Your instructions — Extract all lines containing "with".

Figure collection entries:

________________

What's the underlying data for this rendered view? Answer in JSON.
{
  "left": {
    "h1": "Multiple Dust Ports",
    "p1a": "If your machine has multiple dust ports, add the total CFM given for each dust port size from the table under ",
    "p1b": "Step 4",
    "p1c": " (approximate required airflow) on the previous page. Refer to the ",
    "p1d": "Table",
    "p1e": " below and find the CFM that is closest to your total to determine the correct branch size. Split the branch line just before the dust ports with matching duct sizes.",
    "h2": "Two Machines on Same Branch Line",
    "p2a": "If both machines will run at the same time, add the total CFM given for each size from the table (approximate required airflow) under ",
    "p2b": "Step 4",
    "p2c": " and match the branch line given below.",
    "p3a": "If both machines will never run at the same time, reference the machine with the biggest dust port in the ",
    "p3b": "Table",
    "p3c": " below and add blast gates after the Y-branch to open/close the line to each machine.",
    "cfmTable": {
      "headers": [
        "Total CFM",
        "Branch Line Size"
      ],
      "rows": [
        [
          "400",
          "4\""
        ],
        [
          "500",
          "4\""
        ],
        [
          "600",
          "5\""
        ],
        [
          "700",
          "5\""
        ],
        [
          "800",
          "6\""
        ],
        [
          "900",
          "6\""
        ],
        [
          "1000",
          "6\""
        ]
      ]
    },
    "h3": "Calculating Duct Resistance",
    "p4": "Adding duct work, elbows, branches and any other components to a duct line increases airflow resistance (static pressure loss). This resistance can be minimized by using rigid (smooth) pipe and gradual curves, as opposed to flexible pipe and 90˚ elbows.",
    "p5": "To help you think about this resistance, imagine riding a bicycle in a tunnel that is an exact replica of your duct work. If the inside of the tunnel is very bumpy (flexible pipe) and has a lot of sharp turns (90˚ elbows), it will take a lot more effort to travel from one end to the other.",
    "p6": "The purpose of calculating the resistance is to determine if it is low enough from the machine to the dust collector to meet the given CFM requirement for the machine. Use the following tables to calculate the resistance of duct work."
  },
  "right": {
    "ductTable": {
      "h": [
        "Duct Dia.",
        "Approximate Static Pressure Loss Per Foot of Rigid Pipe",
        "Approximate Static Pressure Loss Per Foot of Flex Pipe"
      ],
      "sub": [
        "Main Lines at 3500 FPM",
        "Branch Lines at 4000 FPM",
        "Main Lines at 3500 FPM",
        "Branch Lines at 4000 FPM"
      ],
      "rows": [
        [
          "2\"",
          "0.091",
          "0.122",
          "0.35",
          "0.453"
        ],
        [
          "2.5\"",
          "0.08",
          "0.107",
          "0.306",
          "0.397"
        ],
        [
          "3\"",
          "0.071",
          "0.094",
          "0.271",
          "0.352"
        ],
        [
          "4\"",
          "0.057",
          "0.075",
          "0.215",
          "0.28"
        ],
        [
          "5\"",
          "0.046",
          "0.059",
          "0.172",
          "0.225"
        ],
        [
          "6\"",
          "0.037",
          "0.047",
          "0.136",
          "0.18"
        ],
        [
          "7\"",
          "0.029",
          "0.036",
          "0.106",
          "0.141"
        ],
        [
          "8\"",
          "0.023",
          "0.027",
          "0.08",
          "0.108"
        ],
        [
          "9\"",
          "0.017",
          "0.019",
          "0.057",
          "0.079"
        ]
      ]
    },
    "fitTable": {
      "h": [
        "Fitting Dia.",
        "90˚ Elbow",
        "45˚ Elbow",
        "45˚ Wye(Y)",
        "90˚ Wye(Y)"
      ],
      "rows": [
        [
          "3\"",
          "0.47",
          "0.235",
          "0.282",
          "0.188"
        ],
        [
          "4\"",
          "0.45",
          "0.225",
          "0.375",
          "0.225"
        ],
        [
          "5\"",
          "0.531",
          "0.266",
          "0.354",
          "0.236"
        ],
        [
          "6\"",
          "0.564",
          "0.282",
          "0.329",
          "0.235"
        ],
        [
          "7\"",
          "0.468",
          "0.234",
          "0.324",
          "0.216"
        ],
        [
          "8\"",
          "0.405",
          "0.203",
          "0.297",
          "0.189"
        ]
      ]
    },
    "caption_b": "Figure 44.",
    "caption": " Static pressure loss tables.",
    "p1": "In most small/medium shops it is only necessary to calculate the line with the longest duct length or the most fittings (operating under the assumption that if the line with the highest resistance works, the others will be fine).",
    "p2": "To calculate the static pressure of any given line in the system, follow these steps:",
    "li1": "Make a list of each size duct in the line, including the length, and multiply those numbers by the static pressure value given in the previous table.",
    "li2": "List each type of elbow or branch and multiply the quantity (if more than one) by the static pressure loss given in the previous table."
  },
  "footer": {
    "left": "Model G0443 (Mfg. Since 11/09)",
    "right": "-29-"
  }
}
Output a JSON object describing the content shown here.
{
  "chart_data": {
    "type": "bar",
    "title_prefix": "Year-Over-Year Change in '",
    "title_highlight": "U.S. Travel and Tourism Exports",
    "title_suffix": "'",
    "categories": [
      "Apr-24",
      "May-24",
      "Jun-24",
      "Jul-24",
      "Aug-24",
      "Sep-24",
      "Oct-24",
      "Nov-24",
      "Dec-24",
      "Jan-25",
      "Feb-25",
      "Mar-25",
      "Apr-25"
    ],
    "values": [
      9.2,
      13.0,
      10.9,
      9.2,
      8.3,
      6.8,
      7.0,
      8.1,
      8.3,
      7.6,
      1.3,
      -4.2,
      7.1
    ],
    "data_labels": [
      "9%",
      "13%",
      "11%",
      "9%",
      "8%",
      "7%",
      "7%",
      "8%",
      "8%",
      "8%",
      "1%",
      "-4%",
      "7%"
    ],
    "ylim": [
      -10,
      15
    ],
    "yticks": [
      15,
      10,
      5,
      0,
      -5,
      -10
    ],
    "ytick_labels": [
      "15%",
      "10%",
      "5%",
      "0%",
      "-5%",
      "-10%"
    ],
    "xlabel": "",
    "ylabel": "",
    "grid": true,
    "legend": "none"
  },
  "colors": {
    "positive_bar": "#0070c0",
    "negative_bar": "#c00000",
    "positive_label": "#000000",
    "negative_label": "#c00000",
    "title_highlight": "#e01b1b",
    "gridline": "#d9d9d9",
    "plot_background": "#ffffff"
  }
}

________________

Task result —
    "p1e": " below and find the CFM that is closest to your total to determine the correct branch size. Split the branch line just before the dust ports with matching duct sizes.",
    "p3a": "If both machines will never run at the same time, reference the machine with the biggest dust port in the ",
    "p1": "In most small/medium shops it is only necessary to calculate the line with the longest duct length or the most fittings (operating under the assumption that if the line with the highest resistance works, the others will be fine).",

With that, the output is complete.